FRAGMENTO SELECCIONADO →
Pero Pablo no exime a los impacientes, ni siquiera a los indisciplinados. Dice que hay que amonestarlos —advertirlos, exhortarlos, despertarlos— aunque haya que retener la comida durante un tiempo (2 Ts 3:10-11) o apartarlos de la comunión (v. 6). Sin embargo, dice que lo hagas con paciencia. «Sean pacientes con todos». ¿Qué significa esto? No solemos asociar palabras duras o consecuencias dolorosas con la paciencia.
El por qué de la paciencia
En primer lugar, podríamos preguntarnos: ¿Por qué somos pacientes, incluso cuando amonestamos a los indisciplinados? Somos pacientes con los pecadores, en parte, porque seguimos siéndolo. La ociosidad de otros, la avaricia de otros, la lujuria de otros, la ira de otros o la vanidad de otros, nunca es tan mala que no podamos ver algo de su pecado en nosotros mismos. Nos hace falta muy poca imaginación para ver que, si no fuera por un milagro inmerecido, nosotros seríamos ellos y quizás mucho peor.
La impaciencia con los pecadores delata una visión pequeña de la misericordia de Dios hacia nosotros. El mismo apóstol que dice que debemos reprender a los ociosos también dice,
Palabra fiel y digna de ser aceptada por todos: Cristo Jesús vino al mundo para salvar a los pecadores, entre los cuales yo soy el primero. Sin embargo, por esto hallé misericordia, para que en mí, como el primero, Jesucristo demostrara toda Su paciencia como un ejemplo para los que habrían de creer en Él para vida eterna (1 Ti 1:15–16).
Aun cuando confrontamos a alguien, esto debe estar sazonado con una conciencia humilde de nuestra propia pecaminosidad, o cuán malos seríamos sin la gracia de Dios.
Cómo mostrar paciencia
Sabiendo por qué somos pacientes, incluso con los que tenemos que amonestar, ¿cómo amonestamos con paciencia? En primer lugar, probablemente haya que decir que una buena amonestación en sí misma es una prueba de paciencia. Es fácil abandonar a los pecadores. Es fácil arremeter y derribar a alguien que ha pecado contra nosotros. Aquellos que amonestan bien, quienes buscan restaurar a alguien a través de una confrontación y corrección honesta y gentil, demuestran que no se han dado por vencidos y que todavía tienen la esperanza de que Dios conceda convicción, perdón, reconciliación y transformación.

DATOS REGISTRADOS →

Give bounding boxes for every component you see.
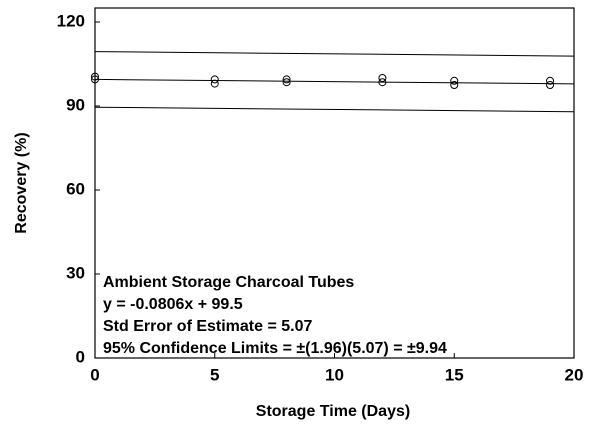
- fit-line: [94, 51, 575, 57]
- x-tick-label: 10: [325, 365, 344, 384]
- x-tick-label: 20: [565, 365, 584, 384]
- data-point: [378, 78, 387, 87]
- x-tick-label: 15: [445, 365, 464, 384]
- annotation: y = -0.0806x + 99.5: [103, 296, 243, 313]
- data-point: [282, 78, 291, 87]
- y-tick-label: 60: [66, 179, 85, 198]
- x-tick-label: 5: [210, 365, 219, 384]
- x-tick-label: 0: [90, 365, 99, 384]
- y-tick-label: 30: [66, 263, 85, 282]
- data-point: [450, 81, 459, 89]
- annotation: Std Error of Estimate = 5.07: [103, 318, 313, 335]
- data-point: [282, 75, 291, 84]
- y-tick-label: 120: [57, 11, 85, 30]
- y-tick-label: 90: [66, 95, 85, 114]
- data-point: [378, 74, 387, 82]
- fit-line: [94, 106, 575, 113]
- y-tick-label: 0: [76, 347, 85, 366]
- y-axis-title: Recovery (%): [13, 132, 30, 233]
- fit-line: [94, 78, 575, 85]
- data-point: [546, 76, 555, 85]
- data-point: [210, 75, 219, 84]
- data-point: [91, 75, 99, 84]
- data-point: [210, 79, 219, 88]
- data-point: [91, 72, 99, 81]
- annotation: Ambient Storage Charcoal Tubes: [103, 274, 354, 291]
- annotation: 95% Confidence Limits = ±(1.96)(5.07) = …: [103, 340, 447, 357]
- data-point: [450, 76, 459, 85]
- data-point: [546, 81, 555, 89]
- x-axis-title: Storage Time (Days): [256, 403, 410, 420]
==
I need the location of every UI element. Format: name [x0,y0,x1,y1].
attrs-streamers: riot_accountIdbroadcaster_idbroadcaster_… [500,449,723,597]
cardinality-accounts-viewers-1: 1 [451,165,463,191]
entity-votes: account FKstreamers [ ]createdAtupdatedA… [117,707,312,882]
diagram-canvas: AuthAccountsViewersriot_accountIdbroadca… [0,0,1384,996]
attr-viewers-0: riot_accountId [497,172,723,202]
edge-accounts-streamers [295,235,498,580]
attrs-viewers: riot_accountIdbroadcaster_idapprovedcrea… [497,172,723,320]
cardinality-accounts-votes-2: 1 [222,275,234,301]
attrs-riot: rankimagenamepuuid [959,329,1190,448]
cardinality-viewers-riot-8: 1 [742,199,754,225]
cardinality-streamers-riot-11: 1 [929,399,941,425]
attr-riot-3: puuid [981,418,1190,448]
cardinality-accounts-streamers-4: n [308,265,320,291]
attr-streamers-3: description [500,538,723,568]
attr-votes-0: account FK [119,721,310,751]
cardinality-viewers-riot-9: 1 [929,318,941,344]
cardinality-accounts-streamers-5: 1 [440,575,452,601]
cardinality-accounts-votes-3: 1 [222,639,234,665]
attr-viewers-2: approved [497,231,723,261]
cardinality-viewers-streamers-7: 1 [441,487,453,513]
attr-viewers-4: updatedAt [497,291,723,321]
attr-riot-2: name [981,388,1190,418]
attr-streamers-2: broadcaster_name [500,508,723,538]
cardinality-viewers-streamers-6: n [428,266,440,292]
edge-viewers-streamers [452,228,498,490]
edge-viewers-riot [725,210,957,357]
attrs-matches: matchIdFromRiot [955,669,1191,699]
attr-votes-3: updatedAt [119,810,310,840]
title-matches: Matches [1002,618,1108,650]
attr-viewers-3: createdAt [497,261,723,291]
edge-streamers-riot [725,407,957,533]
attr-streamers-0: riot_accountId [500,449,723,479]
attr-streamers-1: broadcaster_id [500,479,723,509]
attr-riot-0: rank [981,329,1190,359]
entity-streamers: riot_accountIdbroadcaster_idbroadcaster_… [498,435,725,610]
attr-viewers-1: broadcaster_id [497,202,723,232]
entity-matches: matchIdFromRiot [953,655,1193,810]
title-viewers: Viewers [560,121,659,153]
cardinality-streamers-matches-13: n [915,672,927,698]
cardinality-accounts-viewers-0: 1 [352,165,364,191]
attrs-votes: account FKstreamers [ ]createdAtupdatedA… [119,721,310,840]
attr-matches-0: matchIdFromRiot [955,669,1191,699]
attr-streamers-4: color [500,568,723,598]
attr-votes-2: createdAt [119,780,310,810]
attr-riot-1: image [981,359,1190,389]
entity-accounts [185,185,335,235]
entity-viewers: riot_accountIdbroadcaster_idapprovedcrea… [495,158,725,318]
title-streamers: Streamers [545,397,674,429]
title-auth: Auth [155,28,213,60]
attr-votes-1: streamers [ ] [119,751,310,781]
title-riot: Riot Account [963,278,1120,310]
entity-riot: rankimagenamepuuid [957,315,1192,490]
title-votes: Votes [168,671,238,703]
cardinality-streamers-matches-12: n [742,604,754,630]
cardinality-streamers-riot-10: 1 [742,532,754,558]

ACTIVIDADES →
**A.** Responde a estas preguntas con la información del fragmento sobre la paciencia:
(i) Además de amonestarlos, ¿qué dos medidas menciona Pablo para los indisciplinados?
(ii) ¿Qué delata la impaciencia con los pecadores?
(iii) En la sección «Cómo mostrar paciencia», ¿qué se dice que es en sí misma una buena amonestación?
**B.** Retoma el fragmento sobre la paciencia y continúalo a partir de su última oración.

RESPUESTAS →
**A.**
(i) Retener la comida durante un tiempo y apartarlos de la comunión.
(ii) Una visión pequeña de la misericordia de Dios hacia nosotros.
(iii) Una prueba de paciencia.

**B.**
Sin embargo, la paciencia en la amonestación también significará una disposición a esperar el cambio. La santificación puede ser dolorosa, a veces insoportablemente lenta. No debemos esperar que los perezosos se vuelvan diligentes de inmediato, ni que los orgullosos se vuelvan humildes de inmediato, que los iracundos se vuelvan amables de inmediato, que los lujuriosos se vuelvan puros de inmediato. No pasamos por alto los patrones de pecado de aquellos que amamos, ni excusamos sus pecados. Nos dirigimos a ellos, les advertimos, les imploramos, incluso les amonestamos duramente si es necesario y lo seguimos haciendo, pero lo hacemos sabiendo de primera mano, que el cambio suele ser lento. Plantamos semillas sabiendo que pueden necesitar tiempo para afianzarse, madurar y finalmente florecer.
Dios paciente para personas impacientes
Podríamos acoger la oportunidad de amonestar a los perezosos y negligentes, pero ¿podemos hacerlo con paciencia? Si no podemos, es probable que sea porque no hemos meditado lo suficiente sobre la paciencia de Dios hacia los pecadores como nosotros, pecadores como yo.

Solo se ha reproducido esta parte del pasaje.